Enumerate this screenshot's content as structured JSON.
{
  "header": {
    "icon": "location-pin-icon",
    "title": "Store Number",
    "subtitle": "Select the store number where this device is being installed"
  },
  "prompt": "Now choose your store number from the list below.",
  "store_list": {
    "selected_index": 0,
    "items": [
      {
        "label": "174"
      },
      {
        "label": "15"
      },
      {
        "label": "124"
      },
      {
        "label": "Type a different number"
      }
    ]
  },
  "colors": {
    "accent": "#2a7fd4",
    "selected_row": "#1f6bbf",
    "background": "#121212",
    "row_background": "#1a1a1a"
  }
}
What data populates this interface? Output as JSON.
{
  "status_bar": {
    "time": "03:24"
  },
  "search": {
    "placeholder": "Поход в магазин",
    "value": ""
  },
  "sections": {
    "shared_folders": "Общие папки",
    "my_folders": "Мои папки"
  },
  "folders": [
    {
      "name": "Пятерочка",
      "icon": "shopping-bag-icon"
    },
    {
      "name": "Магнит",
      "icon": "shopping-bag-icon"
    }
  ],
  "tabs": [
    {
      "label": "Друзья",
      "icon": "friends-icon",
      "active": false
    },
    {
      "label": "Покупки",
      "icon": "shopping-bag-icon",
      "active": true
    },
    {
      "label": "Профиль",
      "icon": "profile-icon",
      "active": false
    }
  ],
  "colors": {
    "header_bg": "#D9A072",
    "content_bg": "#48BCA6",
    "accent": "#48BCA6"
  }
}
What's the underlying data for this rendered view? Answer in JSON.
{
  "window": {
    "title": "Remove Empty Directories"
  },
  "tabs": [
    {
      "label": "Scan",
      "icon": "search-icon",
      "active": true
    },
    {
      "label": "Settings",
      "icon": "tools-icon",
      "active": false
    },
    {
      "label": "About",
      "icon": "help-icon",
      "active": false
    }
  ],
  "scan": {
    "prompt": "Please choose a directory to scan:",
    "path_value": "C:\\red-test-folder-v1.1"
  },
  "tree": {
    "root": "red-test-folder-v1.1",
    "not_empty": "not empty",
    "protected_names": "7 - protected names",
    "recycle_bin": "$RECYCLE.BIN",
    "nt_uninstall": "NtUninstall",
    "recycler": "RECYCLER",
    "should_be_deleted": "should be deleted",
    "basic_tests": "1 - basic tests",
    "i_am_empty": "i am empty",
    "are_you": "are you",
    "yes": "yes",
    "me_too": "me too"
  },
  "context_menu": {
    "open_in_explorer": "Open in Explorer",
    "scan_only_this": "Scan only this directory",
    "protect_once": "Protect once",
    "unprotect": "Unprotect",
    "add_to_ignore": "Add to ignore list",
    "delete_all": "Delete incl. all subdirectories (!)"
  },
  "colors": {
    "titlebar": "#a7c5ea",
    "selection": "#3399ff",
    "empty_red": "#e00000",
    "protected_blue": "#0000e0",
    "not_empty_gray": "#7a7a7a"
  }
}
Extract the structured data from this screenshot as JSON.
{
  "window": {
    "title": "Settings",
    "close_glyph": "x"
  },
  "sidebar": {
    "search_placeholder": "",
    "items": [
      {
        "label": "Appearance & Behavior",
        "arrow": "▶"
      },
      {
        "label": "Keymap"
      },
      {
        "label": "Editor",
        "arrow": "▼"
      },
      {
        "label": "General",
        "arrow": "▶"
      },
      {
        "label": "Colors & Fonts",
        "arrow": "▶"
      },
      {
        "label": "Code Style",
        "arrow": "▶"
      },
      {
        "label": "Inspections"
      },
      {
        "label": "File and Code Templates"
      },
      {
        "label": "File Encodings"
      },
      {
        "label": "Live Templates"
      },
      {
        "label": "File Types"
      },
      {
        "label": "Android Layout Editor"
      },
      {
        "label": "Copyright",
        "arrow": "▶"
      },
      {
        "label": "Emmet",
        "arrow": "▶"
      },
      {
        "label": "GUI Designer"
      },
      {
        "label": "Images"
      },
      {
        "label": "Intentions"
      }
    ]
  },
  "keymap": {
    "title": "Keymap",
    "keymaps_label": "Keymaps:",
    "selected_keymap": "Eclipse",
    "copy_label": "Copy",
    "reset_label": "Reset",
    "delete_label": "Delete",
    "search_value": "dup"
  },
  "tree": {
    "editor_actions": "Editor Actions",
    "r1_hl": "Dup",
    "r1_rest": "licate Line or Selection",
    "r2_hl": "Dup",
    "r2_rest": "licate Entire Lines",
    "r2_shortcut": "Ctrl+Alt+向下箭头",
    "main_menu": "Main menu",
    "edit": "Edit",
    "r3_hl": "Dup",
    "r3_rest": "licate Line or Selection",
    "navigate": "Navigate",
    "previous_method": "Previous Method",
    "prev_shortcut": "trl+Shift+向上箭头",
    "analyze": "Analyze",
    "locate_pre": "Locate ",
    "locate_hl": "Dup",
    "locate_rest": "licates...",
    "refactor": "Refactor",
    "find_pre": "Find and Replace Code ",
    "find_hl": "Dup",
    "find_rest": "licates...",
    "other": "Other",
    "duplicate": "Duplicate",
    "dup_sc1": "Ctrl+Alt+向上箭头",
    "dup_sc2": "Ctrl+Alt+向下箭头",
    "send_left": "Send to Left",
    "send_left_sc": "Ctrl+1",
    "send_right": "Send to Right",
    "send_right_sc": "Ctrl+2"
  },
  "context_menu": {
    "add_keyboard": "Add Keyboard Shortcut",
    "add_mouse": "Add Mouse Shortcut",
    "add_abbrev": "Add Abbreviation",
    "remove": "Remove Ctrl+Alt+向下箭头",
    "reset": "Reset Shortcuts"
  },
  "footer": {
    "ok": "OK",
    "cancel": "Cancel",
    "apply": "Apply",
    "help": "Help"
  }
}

*Aim*.
Say how many lines contain the string "data", giving nothing but the count.

*Task output*.
3